(Figure data in JSON)
== == ==
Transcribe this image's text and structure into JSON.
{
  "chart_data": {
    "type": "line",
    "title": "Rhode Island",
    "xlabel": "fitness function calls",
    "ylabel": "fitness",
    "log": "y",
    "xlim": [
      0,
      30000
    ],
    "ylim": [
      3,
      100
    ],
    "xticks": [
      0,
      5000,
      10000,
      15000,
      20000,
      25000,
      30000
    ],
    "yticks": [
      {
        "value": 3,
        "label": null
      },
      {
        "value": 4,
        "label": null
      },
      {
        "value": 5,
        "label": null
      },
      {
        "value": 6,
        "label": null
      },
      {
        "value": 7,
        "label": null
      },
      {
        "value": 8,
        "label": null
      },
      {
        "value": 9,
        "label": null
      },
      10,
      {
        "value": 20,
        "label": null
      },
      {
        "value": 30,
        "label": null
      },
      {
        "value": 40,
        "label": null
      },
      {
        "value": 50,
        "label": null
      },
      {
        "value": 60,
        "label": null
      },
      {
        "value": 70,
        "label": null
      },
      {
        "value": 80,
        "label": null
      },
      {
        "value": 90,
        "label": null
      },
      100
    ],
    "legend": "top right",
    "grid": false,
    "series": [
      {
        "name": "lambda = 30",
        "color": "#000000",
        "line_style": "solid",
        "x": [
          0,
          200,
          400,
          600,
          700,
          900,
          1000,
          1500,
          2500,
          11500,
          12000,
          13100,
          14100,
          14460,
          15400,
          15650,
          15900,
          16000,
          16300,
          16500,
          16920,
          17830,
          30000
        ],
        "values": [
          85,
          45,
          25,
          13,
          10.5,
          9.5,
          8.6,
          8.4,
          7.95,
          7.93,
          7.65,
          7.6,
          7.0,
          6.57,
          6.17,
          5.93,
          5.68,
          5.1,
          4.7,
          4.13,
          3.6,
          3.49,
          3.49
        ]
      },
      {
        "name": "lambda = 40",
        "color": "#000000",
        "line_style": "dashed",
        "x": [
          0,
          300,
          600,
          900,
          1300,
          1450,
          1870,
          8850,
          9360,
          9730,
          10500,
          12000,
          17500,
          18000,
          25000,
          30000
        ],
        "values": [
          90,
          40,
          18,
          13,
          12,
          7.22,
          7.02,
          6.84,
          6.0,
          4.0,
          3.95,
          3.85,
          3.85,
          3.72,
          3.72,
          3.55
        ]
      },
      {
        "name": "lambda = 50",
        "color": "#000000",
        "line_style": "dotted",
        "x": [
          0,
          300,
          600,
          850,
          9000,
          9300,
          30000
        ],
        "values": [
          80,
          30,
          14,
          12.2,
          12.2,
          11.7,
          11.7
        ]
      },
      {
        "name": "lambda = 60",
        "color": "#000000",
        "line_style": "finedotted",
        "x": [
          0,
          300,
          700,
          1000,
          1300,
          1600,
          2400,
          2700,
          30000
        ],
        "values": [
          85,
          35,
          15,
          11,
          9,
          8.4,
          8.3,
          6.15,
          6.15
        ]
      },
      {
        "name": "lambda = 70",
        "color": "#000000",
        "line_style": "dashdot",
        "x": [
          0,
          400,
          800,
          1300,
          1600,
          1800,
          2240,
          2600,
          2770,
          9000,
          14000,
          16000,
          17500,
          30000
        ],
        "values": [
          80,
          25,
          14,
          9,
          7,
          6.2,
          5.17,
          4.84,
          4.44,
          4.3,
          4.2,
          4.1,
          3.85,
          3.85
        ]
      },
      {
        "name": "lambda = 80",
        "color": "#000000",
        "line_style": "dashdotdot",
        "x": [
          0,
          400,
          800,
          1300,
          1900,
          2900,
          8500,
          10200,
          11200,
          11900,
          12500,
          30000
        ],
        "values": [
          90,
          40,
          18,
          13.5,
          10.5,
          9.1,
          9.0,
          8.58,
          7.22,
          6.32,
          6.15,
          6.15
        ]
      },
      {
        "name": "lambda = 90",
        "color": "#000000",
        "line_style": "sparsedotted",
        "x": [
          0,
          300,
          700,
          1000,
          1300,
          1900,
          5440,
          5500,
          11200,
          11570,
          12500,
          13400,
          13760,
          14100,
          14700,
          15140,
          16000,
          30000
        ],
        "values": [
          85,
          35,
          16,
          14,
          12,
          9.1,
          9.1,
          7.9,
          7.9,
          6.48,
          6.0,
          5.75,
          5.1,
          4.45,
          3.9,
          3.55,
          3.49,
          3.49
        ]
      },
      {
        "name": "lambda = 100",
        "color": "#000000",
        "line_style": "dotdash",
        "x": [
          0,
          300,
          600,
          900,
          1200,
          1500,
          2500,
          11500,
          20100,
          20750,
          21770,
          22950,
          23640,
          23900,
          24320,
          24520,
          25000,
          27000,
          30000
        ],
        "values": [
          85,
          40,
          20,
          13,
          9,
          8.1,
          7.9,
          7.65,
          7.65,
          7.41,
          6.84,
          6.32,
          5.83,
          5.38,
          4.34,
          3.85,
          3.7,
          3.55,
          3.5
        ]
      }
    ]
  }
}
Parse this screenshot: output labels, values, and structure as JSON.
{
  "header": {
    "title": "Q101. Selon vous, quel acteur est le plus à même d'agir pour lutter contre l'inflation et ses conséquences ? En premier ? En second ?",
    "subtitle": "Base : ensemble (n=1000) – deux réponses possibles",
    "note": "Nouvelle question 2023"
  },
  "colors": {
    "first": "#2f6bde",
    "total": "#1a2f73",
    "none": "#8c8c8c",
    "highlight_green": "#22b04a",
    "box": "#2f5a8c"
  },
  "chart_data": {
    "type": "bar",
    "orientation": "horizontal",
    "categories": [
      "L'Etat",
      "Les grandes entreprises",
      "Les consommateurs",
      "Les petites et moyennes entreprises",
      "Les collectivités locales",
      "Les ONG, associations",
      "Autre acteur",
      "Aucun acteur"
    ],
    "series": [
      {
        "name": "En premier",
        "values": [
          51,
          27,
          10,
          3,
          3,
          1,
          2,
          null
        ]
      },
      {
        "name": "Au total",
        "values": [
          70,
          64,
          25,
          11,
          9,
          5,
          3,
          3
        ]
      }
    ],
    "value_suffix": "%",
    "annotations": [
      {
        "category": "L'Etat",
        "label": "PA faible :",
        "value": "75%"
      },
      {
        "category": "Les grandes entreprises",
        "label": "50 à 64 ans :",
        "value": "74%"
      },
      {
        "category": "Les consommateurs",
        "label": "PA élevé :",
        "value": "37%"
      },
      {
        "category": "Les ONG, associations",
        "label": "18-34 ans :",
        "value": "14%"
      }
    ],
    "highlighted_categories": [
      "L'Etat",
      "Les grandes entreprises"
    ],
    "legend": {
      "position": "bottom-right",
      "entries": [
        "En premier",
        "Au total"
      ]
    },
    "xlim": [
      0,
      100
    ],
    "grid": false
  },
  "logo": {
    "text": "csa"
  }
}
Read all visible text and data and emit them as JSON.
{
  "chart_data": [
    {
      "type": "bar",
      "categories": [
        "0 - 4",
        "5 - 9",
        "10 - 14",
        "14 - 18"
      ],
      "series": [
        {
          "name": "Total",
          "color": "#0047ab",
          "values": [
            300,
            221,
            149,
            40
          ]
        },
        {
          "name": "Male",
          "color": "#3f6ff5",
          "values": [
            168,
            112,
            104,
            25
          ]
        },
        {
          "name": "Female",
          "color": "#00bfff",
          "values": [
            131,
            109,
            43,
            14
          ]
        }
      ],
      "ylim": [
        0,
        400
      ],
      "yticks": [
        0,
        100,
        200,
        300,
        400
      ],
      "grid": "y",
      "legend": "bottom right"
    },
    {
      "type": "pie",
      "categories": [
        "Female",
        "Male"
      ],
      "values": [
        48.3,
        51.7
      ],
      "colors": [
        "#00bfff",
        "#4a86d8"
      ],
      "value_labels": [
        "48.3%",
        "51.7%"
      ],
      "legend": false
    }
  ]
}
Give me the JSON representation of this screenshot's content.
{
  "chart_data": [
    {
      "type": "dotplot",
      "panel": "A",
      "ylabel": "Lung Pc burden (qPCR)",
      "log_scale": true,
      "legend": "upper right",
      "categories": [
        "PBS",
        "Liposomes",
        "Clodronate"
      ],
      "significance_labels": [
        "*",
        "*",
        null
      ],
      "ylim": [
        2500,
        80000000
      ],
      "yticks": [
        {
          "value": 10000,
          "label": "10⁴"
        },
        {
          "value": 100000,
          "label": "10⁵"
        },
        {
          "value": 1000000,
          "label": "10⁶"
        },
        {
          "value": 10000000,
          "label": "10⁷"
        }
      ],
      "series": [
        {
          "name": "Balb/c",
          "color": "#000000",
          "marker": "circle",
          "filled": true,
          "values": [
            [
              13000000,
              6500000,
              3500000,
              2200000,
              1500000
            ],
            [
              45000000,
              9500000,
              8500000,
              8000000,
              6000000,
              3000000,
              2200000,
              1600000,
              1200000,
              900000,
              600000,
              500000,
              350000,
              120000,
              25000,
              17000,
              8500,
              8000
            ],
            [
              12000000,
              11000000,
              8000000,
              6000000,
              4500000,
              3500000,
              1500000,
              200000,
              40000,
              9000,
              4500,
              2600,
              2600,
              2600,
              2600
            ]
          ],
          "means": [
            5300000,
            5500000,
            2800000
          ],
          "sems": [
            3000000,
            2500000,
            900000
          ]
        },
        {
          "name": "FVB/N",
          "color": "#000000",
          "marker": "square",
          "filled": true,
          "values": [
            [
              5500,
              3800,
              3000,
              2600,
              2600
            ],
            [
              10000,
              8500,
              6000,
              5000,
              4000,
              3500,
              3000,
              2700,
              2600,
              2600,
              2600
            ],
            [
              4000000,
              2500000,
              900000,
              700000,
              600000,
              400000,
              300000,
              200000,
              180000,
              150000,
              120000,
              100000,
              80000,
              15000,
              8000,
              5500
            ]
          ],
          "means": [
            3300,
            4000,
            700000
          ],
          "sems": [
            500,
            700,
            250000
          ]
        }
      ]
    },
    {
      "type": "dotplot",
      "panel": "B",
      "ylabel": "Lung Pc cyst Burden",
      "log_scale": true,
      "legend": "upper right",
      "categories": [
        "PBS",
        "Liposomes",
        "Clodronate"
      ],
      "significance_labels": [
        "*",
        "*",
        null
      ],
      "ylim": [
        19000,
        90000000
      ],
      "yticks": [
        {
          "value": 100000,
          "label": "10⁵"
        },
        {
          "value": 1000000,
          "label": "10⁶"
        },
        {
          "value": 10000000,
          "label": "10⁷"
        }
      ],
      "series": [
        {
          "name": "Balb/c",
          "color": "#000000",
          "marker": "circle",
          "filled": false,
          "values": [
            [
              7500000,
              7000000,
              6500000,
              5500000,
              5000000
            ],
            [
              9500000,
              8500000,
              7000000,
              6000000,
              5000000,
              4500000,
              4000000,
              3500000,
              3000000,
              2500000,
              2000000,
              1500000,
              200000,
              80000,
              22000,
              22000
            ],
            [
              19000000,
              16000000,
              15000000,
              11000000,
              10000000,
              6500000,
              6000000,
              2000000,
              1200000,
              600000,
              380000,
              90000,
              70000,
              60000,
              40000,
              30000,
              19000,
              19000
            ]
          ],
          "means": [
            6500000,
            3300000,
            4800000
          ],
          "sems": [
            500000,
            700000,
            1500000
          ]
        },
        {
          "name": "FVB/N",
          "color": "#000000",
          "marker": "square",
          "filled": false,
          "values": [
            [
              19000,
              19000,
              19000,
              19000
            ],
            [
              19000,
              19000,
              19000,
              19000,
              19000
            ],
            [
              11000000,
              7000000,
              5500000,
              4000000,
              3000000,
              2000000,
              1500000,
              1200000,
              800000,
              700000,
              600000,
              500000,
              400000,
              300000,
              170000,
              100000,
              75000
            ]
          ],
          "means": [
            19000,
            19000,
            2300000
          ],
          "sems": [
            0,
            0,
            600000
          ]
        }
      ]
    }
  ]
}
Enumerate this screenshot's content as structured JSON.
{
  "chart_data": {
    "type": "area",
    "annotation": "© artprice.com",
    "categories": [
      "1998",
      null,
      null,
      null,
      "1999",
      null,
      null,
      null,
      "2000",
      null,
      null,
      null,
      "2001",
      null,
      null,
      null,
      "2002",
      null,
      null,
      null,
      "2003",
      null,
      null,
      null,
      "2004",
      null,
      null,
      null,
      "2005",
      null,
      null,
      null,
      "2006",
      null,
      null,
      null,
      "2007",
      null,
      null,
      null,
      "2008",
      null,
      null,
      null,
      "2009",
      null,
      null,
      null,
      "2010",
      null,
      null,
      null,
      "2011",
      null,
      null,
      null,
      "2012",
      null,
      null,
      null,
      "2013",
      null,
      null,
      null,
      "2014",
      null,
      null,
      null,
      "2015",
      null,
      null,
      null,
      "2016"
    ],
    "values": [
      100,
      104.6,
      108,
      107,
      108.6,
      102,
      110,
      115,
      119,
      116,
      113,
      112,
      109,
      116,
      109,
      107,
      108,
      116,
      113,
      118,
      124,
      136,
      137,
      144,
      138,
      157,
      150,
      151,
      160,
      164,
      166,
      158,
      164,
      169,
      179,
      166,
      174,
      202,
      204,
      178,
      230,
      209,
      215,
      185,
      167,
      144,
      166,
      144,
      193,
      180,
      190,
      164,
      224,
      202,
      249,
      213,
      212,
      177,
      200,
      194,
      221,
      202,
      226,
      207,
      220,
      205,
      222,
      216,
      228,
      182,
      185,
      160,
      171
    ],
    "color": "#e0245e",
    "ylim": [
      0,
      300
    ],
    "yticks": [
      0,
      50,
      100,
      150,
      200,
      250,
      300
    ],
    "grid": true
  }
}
== == ==
EXERCISE TASK:
Go through the material above and count the lines that contain "category"; answer with the number alone.

EXPECTED OUTPUT:
4